**Goal**. Exactly and only the lines from the one with "Read all visible content and emit it as JSON." through the end of the listing are to be transcribed, both ends included.

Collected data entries
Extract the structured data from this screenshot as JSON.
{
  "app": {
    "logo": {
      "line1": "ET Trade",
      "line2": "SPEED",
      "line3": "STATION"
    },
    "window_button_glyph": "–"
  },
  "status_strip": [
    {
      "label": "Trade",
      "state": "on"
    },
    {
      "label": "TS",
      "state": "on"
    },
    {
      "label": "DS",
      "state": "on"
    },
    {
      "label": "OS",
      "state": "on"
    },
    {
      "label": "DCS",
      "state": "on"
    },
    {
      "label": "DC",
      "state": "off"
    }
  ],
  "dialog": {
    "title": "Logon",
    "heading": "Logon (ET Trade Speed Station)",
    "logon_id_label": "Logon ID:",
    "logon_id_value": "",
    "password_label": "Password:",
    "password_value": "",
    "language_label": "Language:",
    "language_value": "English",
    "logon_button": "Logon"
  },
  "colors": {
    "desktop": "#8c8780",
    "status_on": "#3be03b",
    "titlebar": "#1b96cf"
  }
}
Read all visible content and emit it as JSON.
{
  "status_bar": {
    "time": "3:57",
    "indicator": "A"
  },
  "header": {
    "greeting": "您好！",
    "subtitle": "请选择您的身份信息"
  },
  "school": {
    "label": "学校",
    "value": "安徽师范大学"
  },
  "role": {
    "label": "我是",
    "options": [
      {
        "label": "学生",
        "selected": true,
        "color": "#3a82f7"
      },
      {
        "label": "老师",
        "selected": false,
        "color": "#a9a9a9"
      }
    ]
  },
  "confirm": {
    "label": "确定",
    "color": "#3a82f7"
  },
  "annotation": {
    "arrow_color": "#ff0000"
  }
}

**Result for this exercise**.
Read all visible content and emit it as JSON.
{
  "status_bar": {
    "time": "3:57",
    "indicator": "A"
  },
  "header": {
    "greeting": "您好！",
    "subtitle": "请选择您的身份信息"
  },
  "school": {
    "label": "学校",
    "value": "安徽师范大学"
  },
  "role": {
    "label": "我是",
    "options": [
      {
        "label": "学生",
        "selected": true,
        "color": "#3a82f7"
      },
      {
        "label": "老师",
        "selected": false,
        "color": "#a9a9a9"
      }
    ]
  },
  "confirm": {
    "label": "确定",
    "color": "#3a82f7"
  },
  "annotation": {
    "arrow_color": "#ff0000"
  }
}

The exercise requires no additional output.